---- Extract to read

Amplification of representative cDNA samples from microscopic amounts of invertebrate

tissue to search for new genes

Mikhail V. Matz

Institute of Bioorganic Chemistry RAS, Miklukho-Maklaya 16/10, 117871 Moscow, Russia;

Present address: Whitney laboratory, University of Florida, 9505 Ocean Shore Blvd, St Augustine, FL 32080-8610.

email: matz@whitney.ufl.edu

Introduction

Recently, we cloned six new GFP-like fluorescent proteins from five species of Antozoa (1),

including one red-emitting variant, DsRed, which is now commercially available. This project did not require expeditions and collection of animals on reefs: in all cases the starting material was just several milligrams of tissue (for example, a tentacle tip of a sea anemone), collected from a specimen in a private aquarium. This truly non-invasive kind of study was possible due to the approach of total cDNA amplification, which we extensively apply to various tasks and biological models in our lab. In this chapter I will outline our several-year experience in this helpful technique.

The possibility to amplify total cDNA obtained from small amounts of biological material is not yet routinely considered, despite the fact that obtaining amounts of material suitable for direct processing by standard methods is often time-consuming, expensive and may be even impossible. Perhaps the most significant obstacle to the full appreciation of the technique is the widespread belief that PCR amplification severely distorts the original cDNA profile, so that some cDNA species dramatically rise in abundance while others diminish and may even become completely lost. However, we found that there are just a few simple rules which should be followed to ensure that the amplified sample is minimally distorted and fully representative, i.e. contains all types of messages originally present in RNA, even the least abundant ones.

--------

Reproduce the passage of the cDNA amplification text above verbatim, starting at "including one red-emitting" and ending at "this helpful technique.".

---- Record excerpts

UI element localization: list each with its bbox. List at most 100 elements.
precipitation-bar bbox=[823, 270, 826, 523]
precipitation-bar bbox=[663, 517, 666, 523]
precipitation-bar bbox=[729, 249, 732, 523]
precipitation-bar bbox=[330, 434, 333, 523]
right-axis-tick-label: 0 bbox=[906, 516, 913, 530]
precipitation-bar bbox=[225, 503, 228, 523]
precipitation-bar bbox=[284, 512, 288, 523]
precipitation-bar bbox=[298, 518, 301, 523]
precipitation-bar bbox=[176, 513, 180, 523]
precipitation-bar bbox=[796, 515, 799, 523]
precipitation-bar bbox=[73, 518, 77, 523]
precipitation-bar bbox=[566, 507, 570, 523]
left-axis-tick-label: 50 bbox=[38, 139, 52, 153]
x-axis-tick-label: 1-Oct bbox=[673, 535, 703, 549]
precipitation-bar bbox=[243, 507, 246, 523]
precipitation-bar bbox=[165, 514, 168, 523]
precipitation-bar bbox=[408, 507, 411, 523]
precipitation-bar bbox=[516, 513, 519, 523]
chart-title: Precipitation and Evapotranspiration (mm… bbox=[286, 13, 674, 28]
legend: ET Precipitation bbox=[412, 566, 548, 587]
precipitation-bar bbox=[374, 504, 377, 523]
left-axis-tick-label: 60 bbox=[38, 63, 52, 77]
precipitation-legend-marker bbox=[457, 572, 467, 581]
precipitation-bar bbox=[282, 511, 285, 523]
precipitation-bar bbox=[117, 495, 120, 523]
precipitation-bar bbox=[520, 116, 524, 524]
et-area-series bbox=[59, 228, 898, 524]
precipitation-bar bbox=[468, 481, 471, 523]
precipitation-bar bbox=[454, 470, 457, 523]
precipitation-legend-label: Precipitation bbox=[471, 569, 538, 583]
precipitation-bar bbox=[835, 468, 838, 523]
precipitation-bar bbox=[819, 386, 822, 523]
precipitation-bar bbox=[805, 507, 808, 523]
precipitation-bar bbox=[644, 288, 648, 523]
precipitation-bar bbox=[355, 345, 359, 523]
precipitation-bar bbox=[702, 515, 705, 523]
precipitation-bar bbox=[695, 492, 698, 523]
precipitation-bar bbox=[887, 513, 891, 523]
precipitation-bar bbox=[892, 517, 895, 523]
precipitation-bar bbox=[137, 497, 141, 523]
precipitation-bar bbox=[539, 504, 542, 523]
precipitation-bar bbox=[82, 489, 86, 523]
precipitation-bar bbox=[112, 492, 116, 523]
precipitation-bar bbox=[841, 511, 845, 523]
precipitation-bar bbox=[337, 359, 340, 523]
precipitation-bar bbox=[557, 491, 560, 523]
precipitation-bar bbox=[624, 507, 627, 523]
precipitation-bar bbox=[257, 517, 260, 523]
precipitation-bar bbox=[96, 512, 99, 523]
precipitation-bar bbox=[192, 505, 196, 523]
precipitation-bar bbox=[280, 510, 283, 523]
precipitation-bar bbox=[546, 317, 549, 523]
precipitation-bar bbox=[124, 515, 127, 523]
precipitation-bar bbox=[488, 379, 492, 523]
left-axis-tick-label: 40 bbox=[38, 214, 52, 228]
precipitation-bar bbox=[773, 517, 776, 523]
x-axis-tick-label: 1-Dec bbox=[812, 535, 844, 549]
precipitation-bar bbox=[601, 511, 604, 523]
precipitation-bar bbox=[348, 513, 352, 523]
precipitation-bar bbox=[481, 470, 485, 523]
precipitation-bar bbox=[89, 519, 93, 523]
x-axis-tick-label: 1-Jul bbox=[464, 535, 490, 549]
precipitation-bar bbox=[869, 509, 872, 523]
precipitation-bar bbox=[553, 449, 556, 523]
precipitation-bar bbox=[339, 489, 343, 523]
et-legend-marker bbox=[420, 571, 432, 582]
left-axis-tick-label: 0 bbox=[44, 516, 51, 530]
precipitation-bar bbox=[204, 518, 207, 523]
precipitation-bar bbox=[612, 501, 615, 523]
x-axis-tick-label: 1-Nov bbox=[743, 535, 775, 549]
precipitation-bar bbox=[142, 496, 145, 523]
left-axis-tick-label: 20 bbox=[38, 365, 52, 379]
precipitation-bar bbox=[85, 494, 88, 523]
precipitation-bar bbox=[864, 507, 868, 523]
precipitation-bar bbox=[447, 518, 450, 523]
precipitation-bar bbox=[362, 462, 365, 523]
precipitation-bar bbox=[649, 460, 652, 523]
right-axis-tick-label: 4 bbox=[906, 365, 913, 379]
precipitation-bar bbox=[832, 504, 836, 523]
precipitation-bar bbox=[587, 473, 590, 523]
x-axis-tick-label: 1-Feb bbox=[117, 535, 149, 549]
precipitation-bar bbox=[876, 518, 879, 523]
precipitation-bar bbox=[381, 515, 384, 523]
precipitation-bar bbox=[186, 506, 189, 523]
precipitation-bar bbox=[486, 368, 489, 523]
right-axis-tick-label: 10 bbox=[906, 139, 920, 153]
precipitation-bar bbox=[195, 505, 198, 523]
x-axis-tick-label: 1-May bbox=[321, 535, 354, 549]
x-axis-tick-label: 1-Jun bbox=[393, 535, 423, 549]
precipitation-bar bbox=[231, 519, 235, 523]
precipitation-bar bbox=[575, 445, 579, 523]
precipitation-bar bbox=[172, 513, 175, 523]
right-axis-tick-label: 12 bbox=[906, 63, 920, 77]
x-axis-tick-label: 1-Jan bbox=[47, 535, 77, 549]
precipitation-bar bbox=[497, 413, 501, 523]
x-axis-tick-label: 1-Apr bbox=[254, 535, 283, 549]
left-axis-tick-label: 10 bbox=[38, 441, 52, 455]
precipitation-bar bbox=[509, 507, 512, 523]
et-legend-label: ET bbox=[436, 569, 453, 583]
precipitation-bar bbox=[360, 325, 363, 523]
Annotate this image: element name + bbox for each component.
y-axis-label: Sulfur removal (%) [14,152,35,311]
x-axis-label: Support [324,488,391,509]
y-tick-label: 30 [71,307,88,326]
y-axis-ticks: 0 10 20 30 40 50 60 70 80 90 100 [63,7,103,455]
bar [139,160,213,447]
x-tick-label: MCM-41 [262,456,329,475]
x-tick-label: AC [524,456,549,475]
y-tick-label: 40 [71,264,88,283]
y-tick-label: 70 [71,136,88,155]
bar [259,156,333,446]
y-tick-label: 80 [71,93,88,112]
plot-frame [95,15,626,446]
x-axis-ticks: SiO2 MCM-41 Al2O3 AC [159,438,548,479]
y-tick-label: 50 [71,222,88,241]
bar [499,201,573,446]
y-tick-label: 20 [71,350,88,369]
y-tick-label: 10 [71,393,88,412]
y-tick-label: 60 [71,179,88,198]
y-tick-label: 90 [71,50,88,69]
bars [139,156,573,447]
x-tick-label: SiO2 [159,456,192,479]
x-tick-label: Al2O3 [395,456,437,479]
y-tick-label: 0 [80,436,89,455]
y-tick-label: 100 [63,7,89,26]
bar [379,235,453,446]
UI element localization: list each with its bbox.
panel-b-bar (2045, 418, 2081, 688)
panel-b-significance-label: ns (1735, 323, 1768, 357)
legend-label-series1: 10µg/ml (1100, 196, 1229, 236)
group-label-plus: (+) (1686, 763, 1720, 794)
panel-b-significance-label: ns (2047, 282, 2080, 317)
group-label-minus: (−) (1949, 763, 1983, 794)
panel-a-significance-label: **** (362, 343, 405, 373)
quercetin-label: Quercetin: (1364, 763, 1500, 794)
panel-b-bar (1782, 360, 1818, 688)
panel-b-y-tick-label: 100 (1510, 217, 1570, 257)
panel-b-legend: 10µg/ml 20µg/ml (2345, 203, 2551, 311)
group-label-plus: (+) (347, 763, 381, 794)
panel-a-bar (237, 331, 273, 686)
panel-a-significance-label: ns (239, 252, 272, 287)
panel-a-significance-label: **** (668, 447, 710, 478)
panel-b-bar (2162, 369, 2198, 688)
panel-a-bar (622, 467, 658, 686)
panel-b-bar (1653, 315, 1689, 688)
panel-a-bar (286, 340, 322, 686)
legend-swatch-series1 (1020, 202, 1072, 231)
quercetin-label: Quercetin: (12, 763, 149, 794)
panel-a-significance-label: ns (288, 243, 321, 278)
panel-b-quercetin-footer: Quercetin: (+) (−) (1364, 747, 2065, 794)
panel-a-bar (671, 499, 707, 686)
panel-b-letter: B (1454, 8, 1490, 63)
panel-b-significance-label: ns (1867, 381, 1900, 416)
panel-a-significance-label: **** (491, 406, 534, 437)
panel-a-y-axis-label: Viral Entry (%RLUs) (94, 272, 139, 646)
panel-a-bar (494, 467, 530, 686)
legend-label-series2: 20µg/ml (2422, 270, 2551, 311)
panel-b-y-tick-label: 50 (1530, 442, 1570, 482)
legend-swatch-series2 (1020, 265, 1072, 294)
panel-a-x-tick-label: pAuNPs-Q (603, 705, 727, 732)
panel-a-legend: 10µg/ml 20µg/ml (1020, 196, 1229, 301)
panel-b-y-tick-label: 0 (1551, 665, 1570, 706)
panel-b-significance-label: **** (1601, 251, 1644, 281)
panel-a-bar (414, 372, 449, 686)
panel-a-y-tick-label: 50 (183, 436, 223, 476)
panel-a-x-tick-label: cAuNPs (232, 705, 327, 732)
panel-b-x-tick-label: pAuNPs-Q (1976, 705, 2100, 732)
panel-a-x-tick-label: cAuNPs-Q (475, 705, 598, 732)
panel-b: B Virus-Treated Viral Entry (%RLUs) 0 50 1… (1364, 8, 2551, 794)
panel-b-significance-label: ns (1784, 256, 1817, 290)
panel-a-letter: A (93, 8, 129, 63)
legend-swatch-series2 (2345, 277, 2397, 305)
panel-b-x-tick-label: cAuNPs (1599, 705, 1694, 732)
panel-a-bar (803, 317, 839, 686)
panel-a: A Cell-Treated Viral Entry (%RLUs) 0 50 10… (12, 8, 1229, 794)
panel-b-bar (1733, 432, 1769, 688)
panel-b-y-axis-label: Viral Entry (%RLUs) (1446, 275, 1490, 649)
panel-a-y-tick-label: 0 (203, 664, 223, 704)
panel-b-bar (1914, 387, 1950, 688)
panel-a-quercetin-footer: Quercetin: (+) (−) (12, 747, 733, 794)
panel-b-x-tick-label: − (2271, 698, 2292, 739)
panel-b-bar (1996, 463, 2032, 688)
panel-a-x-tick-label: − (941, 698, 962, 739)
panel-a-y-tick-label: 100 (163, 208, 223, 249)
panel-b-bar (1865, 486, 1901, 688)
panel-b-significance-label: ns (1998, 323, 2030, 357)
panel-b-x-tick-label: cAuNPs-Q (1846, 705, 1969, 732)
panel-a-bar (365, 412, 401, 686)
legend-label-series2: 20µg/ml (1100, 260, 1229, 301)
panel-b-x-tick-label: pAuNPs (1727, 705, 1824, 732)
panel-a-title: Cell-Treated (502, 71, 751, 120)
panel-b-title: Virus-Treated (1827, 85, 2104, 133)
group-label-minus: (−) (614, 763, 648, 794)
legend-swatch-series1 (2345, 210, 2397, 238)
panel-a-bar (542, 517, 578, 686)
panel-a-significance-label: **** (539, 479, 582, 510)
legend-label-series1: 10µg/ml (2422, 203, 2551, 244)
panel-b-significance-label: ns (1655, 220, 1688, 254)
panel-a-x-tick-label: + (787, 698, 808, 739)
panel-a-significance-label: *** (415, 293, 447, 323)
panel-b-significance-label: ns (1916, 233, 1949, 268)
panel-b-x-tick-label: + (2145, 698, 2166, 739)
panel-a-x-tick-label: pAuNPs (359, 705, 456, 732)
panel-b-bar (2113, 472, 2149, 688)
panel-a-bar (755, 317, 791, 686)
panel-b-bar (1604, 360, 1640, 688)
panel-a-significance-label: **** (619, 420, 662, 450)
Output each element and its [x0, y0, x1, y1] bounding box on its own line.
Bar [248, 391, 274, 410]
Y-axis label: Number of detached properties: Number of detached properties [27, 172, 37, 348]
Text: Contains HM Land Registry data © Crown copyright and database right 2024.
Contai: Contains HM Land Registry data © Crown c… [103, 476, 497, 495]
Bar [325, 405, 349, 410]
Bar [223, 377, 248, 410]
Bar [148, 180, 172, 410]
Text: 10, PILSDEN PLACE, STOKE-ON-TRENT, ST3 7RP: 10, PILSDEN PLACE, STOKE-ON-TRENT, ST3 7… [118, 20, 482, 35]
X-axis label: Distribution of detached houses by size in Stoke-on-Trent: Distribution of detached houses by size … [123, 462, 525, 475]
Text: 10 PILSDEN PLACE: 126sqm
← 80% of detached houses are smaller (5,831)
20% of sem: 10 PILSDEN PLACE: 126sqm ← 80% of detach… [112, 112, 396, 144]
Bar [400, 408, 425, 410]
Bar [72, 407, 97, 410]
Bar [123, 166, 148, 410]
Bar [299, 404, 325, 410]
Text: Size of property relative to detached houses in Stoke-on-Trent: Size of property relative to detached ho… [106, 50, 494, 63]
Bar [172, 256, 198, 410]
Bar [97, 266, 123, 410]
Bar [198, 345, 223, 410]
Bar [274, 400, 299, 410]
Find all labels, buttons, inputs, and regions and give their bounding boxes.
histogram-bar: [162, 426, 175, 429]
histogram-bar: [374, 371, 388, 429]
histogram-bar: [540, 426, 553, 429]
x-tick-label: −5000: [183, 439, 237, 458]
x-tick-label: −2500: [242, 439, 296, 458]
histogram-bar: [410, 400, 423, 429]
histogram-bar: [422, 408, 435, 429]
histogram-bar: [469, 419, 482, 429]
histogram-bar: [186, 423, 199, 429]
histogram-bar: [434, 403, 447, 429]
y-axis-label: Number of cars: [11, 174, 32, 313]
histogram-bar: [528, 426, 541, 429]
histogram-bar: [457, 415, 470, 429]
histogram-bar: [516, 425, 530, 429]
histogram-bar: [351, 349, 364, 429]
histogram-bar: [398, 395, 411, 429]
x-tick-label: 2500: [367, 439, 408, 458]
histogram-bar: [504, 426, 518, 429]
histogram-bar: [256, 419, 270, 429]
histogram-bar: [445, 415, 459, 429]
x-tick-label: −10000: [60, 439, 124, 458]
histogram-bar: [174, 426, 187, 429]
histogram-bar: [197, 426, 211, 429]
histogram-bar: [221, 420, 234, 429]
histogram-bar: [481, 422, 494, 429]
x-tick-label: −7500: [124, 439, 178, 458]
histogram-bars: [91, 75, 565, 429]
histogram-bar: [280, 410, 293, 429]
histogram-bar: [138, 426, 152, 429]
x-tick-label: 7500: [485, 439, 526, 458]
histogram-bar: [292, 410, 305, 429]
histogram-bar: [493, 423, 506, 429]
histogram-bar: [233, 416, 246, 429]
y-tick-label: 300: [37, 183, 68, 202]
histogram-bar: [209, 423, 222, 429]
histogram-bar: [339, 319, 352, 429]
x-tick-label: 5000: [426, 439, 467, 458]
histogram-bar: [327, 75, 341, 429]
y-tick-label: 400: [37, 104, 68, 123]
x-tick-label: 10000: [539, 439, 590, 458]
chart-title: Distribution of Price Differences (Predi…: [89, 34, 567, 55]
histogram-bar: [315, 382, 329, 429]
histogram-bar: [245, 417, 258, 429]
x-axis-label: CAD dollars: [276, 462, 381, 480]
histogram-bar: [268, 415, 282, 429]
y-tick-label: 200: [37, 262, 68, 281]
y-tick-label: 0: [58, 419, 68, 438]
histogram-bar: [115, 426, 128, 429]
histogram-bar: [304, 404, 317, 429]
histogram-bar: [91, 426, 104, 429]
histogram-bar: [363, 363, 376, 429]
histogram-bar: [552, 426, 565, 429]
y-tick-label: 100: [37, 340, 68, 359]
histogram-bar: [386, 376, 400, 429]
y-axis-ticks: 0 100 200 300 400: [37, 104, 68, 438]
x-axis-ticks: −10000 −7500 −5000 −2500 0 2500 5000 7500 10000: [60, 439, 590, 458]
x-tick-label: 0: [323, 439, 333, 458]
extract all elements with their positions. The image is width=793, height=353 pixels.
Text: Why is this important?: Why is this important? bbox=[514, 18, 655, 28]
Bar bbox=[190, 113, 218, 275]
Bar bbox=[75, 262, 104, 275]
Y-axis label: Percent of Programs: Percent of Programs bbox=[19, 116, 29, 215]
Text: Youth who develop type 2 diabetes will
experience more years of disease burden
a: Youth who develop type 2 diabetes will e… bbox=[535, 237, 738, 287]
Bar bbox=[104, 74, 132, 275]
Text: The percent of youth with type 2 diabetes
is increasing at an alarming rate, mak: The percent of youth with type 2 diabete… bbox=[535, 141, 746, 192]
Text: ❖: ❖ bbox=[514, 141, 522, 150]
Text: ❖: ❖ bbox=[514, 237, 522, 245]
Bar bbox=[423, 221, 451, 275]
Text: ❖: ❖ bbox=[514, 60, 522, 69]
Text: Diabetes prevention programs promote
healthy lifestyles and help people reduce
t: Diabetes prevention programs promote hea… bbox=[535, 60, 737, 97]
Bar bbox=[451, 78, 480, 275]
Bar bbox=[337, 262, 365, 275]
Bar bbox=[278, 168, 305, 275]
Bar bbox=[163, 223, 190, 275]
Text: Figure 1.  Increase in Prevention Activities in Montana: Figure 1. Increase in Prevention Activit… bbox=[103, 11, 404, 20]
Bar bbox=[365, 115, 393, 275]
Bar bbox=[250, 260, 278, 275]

--------

* [Completed exercise]
including one red-emitting variant, DsRed, which is now commercially available. This project did not require expeditions and collection of animals on reefs: in all cases the starting material was just several milligrams of tissue (for example, a tentacle tip of a sea anemone), collected from a specimen in a private aquarium. This truly non-invasive kind of study was possible due to the approach of total cDNA amplification, which we extensively apply to various tasks and biological models in our lab. In this chapter I will outline our several-year experience in this helpful technique.